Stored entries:
....

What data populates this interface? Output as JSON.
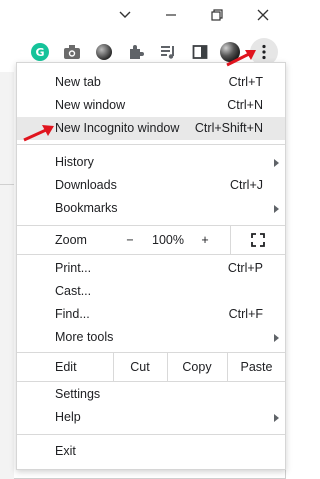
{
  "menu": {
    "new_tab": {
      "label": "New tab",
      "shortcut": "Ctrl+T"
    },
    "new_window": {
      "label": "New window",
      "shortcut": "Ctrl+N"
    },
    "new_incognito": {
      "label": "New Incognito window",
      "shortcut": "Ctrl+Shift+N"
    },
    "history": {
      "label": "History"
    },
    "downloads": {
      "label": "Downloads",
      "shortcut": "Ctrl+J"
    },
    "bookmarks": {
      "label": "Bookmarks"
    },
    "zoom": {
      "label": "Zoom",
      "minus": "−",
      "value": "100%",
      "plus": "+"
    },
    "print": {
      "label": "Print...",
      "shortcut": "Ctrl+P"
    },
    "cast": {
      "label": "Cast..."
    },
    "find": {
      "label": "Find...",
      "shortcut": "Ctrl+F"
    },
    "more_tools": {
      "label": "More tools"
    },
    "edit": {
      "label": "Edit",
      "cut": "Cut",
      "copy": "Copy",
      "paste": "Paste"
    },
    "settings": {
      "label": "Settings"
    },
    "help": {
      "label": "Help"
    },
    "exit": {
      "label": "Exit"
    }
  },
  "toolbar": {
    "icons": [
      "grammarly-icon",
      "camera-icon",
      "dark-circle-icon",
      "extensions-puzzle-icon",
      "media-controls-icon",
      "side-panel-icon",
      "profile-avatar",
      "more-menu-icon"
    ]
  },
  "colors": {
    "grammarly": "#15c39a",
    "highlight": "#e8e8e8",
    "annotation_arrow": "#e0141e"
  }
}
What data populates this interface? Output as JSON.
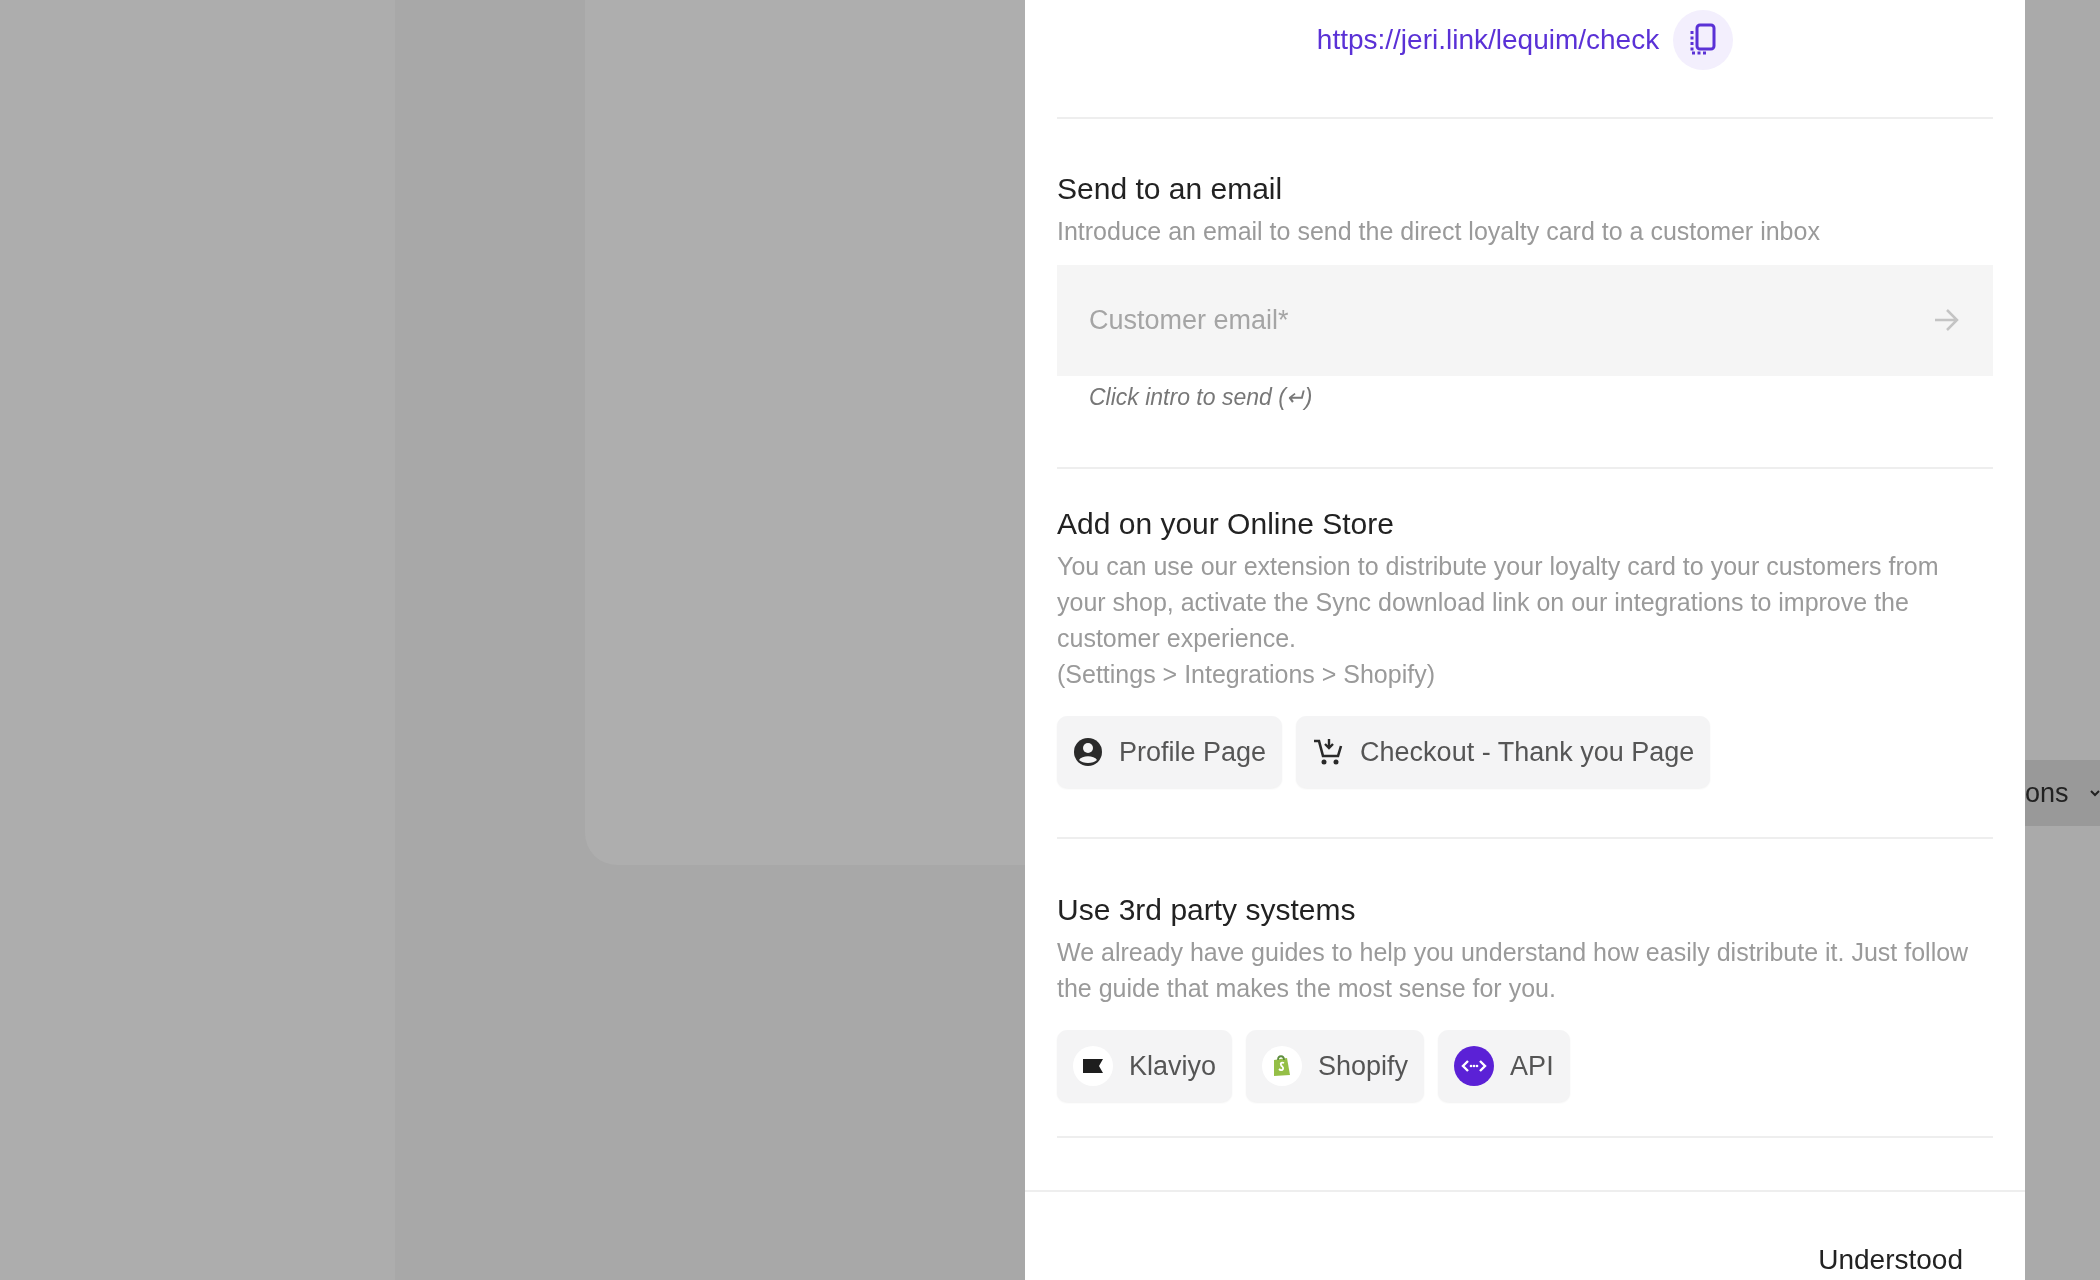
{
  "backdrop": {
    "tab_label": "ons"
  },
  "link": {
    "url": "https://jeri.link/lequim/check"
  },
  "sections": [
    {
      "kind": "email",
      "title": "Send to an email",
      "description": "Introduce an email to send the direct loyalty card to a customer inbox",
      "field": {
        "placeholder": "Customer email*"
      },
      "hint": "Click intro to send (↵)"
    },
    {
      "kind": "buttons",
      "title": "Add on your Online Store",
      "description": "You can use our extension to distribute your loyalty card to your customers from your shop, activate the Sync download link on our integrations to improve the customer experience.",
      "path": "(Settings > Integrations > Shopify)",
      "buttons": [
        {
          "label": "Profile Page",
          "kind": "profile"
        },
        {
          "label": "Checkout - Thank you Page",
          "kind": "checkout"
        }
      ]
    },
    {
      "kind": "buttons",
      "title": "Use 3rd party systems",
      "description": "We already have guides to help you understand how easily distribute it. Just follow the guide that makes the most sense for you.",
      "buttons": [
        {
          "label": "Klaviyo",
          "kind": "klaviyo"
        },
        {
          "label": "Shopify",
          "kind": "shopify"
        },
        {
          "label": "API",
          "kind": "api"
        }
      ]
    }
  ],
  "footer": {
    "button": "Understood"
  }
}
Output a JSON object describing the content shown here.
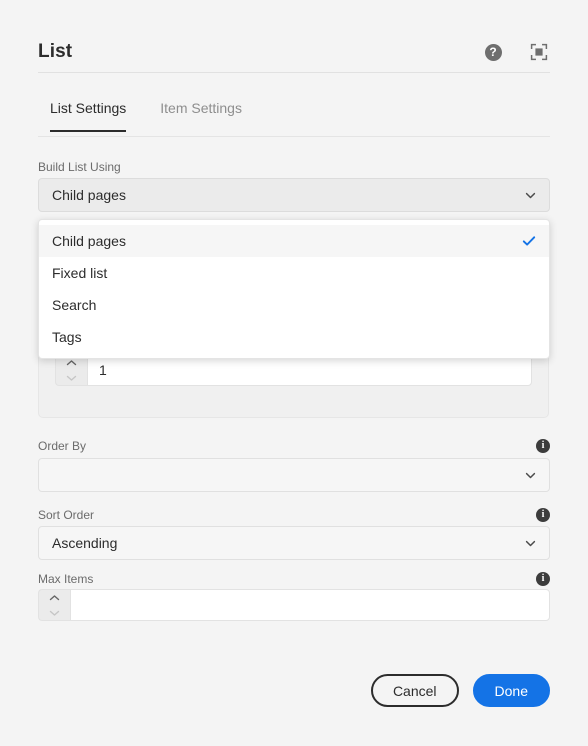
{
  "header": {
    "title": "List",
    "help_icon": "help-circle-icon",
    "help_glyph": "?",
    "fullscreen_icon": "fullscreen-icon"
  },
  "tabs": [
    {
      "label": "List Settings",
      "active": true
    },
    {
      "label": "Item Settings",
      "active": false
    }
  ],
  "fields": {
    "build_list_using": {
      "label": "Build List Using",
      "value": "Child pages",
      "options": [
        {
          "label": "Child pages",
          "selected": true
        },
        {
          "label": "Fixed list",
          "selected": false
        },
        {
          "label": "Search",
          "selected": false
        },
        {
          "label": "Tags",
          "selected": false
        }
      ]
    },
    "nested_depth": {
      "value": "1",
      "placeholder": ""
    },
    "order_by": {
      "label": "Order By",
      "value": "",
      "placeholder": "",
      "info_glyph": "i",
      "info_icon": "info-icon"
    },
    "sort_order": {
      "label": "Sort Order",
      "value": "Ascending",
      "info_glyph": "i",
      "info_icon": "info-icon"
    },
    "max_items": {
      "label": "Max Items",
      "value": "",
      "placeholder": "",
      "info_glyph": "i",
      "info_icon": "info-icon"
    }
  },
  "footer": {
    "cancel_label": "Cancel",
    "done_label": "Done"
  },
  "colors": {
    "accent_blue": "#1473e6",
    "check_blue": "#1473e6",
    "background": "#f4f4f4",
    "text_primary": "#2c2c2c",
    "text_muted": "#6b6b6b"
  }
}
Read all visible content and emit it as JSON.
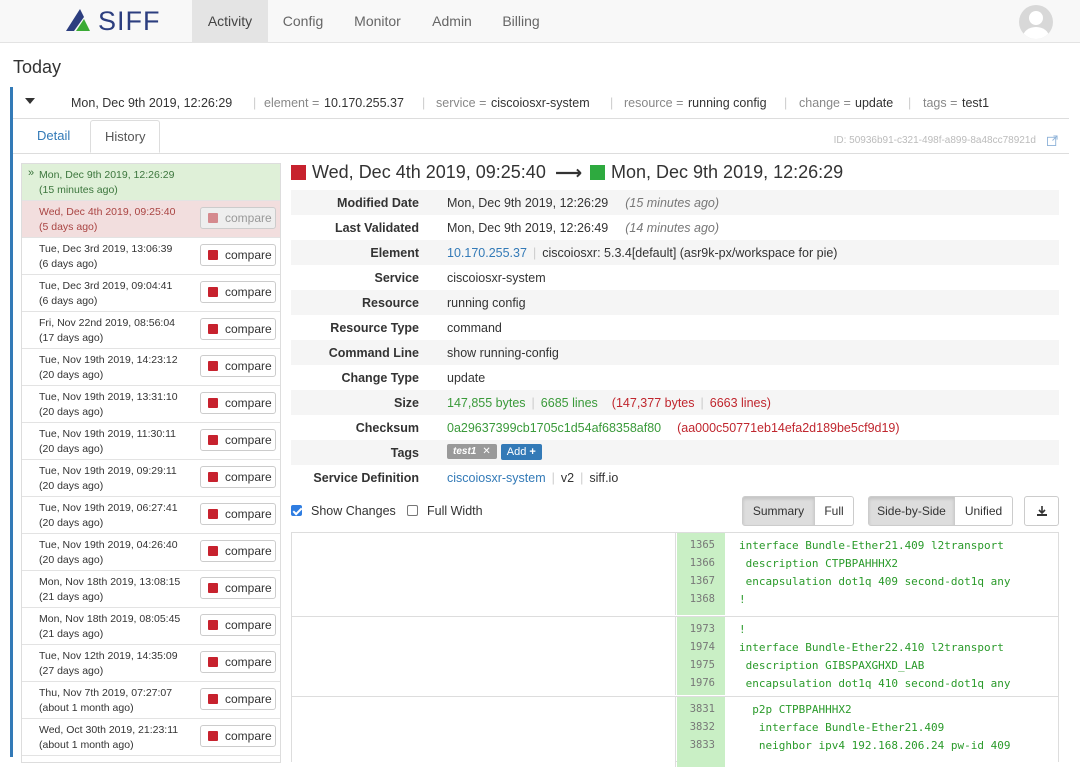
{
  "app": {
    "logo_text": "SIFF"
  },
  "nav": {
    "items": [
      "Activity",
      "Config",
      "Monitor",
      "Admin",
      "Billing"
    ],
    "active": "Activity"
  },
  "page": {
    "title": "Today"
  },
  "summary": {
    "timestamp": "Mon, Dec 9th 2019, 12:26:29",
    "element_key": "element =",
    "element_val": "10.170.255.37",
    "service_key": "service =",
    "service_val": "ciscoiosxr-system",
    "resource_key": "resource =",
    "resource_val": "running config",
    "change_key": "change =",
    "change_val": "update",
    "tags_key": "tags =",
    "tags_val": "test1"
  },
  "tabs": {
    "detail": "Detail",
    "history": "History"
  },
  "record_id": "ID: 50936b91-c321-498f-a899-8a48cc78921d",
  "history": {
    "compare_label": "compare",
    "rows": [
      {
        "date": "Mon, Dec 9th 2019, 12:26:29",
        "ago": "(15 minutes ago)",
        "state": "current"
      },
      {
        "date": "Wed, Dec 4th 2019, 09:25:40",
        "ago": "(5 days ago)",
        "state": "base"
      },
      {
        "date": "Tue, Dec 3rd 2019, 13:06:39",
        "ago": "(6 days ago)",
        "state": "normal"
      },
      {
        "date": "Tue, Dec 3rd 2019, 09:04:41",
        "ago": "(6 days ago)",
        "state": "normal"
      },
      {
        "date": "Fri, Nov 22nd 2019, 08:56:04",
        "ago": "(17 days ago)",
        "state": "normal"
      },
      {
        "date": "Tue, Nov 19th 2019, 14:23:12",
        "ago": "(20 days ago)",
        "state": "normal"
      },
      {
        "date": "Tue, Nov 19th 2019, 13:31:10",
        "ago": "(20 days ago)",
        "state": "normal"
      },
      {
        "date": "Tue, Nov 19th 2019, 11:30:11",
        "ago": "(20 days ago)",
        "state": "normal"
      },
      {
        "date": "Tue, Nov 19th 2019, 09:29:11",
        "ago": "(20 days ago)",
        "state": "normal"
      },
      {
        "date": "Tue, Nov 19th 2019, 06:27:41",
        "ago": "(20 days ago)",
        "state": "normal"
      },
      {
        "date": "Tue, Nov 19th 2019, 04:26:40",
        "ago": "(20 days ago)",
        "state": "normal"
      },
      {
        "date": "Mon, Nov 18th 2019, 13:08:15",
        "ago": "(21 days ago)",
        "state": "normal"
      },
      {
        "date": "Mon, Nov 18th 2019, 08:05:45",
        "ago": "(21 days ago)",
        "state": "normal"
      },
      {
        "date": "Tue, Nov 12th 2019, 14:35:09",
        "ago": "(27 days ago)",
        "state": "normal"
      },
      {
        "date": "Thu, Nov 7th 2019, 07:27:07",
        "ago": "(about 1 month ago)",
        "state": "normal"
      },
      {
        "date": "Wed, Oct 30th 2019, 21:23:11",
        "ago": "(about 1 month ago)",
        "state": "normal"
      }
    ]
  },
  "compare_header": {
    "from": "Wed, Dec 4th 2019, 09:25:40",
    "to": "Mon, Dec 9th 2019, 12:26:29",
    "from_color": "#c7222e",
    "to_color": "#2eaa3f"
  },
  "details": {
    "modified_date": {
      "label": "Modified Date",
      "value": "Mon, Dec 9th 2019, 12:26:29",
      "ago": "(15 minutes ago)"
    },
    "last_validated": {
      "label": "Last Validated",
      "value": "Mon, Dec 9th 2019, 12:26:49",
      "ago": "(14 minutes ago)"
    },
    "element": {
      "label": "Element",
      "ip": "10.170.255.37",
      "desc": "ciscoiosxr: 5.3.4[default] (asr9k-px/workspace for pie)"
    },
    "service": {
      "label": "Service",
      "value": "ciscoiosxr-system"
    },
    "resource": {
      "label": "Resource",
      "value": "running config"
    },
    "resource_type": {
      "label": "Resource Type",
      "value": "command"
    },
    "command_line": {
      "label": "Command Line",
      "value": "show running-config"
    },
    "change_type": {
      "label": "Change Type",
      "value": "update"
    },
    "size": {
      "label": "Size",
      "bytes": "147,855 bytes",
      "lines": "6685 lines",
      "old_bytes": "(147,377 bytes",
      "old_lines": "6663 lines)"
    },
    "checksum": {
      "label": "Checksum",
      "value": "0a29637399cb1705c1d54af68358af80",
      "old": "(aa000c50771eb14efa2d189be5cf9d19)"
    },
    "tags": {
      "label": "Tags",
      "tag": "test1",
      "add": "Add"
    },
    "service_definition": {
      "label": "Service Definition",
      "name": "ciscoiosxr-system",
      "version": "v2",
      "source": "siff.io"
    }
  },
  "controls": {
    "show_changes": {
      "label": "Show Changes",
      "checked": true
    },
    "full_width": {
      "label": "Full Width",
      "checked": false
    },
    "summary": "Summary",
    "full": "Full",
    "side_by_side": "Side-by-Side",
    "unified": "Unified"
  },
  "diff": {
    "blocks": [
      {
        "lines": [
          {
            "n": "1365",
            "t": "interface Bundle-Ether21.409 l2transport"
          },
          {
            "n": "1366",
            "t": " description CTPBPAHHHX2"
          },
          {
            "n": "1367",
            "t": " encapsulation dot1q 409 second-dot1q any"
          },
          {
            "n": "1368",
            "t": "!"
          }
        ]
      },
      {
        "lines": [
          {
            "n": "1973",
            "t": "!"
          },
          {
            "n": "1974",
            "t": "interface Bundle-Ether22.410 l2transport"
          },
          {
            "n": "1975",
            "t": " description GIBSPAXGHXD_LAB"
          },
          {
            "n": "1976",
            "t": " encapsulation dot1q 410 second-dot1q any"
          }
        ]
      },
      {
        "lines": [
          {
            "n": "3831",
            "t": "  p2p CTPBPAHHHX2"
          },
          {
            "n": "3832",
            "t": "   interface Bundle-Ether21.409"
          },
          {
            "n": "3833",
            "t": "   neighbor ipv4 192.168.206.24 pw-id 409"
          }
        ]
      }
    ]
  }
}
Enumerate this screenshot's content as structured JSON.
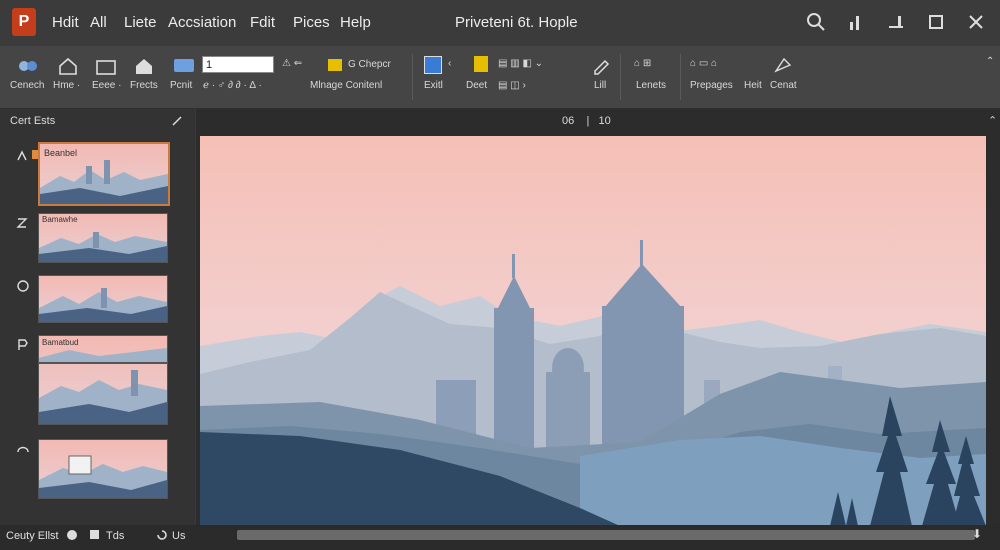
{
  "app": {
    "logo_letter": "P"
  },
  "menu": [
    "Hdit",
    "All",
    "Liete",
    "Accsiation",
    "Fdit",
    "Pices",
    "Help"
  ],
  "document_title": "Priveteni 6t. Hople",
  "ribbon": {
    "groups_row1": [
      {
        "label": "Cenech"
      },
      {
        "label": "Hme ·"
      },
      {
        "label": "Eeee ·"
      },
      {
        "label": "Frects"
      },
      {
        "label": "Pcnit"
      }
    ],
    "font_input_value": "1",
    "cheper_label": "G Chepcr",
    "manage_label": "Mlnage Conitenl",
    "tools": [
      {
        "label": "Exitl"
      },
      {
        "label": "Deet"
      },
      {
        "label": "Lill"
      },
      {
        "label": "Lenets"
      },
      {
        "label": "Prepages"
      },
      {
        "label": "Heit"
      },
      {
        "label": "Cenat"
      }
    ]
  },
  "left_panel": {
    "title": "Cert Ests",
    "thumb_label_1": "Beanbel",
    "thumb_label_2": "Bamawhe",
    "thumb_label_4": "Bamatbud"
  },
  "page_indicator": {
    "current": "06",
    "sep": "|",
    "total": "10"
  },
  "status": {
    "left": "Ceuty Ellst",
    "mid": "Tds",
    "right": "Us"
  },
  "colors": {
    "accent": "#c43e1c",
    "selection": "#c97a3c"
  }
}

....

■ THE REQUEST ■
Gather each line that holds "JSON".

■ ANSWER TO THE EXERCISE ■
What data populates this interface? Output as JSON.
What data populates this interface? Output as JSON.
Output a JSON object describing the content shown here.
Read all visible content and emit it as JSON.
Enumerate this screenshot's content as structured JSON.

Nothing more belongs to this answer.